[Stored data entries]
[START]

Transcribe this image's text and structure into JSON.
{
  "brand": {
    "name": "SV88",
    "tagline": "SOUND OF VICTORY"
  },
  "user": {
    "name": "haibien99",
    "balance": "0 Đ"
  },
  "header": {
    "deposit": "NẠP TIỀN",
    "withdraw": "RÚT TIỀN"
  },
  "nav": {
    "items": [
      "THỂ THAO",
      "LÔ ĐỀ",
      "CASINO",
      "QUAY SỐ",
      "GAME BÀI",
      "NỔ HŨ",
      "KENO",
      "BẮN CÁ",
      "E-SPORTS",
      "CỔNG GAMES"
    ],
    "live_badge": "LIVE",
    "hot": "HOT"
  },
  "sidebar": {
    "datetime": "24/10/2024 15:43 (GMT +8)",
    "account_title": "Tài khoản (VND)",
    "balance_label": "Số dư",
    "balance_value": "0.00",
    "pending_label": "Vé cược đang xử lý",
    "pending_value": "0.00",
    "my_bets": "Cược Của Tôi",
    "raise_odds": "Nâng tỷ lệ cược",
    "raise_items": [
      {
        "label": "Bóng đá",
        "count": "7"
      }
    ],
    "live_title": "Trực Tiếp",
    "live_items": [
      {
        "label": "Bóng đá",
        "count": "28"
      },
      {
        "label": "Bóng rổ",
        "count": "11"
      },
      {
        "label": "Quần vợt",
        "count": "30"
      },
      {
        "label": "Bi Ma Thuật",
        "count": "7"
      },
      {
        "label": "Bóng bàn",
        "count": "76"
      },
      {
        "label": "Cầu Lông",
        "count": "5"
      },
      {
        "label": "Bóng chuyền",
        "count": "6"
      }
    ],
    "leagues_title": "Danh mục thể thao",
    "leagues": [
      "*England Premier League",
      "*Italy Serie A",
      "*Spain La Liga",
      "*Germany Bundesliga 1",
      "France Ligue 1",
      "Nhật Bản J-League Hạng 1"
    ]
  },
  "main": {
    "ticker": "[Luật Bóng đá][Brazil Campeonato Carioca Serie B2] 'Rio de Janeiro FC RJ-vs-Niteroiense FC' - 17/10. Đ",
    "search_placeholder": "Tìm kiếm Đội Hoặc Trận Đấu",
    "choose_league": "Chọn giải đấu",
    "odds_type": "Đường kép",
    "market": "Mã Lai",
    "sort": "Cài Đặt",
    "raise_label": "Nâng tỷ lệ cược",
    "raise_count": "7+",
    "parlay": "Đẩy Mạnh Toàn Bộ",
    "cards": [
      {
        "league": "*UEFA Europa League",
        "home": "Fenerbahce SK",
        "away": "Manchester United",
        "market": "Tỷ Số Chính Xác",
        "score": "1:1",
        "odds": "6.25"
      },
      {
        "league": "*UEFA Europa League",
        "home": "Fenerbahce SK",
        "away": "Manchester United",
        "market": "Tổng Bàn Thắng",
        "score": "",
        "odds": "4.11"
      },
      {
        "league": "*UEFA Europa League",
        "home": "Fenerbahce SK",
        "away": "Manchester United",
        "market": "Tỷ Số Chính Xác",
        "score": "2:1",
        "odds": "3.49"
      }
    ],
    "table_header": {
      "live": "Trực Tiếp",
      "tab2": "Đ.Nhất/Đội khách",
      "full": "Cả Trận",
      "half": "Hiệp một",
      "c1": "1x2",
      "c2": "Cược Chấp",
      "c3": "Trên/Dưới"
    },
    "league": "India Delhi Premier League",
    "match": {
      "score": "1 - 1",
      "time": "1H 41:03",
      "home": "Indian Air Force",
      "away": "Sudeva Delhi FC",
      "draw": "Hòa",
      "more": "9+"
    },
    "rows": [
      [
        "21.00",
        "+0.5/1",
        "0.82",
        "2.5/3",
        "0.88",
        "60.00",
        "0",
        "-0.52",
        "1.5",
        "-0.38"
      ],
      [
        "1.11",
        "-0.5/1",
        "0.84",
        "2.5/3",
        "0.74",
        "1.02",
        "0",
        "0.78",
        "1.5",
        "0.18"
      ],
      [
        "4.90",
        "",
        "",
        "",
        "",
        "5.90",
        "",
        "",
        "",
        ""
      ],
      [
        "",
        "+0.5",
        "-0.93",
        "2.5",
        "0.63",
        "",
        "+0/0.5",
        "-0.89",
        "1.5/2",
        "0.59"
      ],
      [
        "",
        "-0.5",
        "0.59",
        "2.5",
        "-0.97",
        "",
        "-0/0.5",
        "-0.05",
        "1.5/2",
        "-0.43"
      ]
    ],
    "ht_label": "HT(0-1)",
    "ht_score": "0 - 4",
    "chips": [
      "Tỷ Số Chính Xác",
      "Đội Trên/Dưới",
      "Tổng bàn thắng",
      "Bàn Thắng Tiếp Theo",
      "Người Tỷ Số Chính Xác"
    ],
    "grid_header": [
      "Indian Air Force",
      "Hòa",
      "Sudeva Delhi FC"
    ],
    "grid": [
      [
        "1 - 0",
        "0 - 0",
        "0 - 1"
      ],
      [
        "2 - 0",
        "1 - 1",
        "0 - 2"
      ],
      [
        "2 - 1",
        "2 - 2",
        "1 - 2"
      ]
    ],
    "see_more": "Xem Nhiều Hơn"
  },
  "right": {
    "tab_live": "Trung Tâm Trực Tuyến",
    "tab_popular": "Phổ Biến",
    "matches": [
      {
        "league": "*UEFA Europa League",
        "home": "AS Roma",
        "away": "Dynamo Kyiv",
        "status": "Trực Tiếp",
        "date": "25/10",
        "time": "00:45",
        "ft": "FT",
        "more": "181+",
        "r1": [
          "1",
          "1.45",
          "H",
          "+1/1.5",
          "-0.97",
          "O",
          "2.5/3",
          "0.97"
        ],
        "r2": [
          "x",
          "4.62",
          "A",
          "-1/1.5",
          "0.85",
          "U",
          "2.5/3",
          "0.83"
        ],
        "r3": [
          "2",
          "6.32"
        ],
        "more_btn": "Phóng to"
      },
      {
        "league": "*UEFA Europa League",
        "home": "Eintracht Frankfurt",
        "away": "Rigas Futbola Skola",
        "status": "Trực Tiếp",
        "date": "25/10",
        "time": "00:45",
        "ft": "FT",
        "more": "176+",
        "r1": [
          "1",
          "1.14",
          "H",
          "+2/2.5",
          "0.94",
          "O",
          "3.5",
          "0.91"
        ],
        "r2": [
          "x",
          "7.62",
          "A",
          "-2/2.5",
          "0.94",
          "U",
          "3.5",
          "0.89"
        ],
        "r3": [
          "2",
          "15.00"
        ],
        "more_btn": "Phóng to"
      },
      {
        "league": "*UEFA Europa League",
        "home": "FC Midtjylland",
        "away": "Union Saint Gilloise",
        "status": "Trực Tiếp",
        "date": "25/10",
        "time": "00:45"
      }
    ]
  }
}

[END]

| Work to complete |
Make a copy of each line that contains the string "Chính".

| Completed task |
        "market": "Tỷ Số Chính Xác",
        "market": "Tỷ Số Chính Xác",
      "Tỷ Số Chính Xác",
      "Người Tỷ Số Chính Xác"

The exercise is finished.